# Start of Given records
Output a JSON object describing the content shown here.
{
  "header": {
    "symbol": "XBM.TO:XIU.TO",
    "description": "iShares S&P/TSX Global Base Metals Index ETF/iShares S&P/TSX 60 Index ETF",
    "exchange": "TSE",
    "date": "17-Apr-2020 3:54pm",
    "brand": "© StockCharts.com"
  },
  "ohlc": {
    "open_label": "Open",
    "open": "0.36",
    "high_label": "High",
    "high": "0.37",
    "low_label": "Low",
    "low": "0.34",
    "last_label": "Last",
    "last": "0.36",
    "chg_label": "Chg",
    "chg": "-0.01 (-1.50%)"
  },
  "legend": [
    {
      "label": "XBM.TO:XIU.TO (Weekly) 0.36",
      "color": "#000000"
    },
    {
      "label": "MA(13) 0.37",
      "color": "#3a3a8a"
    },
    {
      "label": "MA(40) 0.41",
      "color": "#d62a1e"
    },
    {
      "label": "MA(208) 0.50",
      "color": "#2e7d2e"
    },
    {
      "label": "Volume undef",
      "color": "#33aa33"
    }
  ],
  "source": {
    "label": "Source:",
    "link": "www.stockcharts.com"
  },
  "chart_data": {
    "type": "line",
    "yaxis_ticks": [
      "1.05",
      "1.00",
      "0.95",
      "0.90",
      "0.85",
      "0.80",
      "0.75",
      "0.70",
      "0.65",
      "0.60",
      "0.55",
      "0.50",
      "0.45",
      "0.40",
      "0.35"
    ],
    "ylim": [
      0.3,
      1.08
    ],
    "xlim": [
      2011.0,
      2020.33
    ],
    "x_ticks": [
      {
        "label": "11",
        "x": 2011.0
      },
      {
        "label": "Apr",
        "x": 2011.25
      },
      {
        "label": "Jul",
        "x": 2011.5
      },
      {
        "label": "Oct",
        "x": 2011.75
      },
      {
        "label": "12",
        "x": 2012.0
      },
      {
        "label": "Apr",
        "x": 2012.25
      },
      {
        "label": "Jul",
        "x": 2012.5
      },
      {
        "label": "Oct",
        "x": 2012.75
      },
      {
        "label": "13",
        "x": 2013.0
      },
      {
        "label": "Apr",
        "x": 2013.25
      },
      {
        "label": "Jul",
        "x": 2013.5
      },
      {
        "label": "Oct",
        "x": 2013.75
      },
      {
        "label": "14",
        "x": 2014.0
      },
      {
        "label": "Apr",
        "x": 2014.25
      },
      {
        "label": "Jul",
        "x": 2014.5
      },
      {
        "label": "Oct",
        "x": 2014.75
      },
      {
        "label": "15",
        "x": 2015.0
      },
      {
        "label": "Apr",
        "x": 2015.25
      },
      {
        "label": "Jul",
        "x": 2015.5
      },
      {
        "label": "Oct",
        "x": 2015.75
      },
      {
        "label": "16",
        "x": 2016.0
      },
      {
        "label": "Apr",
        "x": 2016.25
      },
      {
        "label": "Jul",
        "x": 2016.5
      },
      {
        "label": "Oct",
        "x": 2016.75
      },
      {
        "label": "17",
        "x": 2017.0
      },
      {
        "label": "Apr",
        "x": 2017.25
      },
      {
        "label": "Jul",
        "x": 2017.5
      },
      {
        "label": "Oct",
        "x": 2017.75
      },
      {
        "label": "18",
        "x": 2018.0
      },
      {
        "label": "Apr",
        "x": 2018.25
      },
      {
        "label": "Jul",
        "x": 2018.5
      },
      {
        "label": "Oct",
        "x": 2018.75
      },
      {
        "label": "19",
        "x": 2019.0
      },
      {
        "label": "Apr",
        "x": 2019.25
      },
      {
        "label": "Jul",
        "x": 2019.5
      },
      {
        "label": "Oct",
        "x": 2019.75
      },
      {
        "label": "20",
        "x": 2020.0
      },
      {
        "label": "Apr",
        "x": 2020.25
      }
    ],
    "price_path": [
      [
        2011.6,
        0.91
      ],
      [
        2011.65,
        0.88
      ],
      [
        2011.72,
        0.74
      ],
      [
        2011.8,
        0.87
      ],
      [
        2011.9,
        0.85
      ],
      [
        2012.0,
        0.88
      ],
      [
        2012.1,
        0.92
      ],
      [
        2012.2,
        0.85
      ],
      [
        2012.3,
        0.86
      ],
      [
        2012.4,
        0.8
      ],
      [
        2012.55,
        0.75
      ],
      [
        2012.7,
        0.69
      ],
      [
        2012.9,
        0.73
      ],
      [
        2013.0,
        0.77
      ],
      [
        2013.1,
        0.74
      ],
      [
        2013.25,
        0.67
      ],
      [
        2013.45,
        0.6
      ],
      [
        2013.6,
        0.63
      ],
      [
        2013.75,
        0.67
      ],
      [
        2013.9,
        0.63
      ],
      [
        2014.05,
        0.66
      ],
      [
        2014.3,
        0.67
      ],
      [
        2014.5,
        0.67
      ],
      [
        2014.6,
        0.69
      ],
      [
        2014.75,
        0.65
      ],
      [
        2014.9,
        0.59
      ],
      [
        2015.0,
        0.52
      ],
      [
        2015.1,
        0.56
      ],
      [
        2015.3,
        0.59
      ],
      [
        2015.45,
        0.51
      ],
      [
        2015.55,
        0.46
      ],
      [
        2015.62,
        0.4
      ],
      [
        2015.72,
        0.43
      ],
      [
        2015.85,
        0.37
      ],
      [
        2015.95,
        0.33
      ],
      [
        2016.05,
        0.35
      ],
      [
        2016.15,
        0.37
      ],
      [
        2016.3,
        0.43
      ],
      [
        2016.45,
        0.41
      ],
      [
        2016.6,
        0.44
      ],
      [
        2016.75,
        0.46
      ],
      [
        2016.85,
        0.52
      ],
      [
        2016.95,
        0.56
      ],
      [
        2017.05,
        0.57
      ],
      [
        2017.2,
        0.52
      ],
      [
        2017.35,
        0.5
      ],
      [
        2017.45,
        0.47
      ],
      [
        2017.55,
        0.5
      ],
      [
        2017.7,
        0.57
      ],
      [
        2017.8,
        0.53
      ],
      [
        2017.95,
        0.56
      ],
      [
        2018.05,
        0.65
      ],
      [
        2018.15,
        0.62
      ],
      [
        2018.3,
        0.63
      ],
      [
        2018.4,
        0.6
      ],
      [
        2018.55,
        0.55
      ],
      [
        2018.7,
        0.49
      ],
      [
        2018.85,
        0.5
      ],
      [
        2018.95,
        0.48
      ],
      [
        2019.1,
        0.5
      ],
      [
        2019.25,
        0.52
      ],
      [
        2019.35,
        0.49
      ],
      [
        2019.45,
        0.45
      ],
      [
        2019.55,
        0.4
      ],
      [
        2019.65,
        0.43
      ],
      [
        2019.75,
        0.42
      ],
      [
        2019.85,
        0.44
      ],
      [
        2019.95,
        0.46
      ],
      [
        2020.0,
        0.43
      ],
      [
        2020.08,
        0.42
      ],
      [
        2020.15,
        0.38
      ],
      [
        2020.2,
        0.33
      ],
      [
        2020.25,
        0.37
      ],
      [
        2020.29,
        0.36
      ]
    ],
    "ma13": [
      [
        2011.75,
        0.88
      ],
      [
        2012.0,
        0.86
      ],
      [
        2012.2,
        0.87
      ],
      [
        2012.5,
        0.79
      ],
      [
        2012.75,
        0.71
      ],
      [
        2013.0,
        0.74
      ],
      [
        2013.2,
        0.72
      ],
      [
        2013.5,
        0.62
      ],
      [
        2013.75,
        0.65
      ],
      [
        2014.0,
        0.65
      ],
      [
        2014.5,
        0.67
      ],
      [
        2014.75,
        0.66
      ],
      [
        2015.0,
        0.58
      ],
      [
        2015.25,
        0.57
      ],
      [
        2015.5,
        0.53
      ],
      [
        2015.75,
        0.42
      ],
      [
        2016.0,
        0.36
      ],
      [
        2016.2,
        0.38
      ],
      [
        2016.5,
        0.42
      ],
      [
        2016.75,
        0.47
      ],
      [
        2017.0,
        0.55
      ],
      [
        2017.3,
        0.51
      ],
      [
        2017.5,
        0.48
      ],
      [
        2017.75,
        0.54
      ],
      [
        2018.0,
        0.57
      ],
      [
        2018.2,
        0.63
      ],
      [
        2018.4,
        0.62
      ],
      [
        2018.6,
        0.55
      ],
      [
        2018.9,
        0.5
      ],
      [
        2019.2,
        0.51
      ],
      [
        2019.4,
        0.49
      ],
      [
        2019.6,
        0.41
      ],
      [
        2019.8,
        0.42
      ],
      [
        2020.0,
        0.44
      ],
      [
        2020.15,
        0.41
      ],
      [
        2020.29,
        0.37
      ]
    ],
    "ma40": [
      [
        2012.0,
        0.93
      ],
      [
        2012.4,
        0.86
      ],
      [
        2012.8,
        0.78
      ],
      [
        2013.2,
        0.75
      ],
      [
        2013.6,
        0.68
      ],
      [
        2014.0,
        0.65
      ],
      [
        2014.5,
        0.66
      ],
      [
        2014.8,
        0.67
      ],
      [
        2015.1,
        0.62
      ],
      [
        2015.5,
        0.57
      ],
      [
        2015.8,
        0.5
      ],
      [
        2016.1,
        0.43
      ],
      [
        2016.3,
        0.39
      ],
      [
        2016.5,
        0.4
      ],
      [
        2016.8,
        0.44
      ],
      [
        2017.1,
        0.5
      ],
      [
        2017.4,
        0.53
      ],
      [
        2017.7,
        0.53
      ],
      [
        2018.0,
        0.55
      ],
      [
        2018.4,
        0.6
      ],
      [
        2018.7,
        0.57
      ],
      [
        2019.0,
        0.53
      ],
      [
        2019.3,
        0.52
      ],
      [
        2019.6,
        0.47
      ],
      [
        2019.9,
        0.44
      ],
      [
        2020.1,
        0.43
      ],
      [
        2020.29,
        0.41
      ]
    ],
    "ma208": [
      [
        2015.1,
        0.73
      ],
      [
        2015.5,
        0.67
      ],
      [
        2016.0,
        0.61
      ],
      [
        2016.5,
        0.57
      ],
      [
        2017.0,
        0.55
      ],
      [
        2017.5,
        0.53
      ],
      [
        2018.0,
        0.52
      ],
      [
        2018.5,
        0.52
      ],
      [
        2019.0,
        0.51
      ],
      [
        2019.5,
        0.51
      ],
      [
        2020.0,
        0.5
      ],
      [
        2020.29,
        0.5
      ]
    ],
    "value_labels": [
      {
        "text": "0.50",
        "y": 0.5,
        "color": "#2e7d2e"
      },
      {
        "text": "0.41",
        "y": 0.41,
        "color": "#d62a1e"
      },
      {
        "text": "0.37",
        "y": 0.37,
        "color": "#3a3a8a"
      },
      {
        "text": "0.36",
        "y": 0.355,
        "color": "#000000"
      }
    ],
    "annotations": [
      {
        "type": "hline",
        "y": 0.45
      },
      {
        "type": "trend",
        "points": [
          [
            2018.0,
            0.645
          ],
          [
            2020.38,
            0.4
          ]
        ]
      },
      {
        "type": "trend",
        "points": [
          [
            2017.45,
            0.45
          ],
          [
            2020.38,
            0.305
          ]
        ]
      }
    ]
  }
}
# End of Given records
Exercise instructions> Select the lines from the entries that include the word "type".

Answer in full>
    "type": "line",
        "type": "hline",
        "type": "trend",
        "type": "trend",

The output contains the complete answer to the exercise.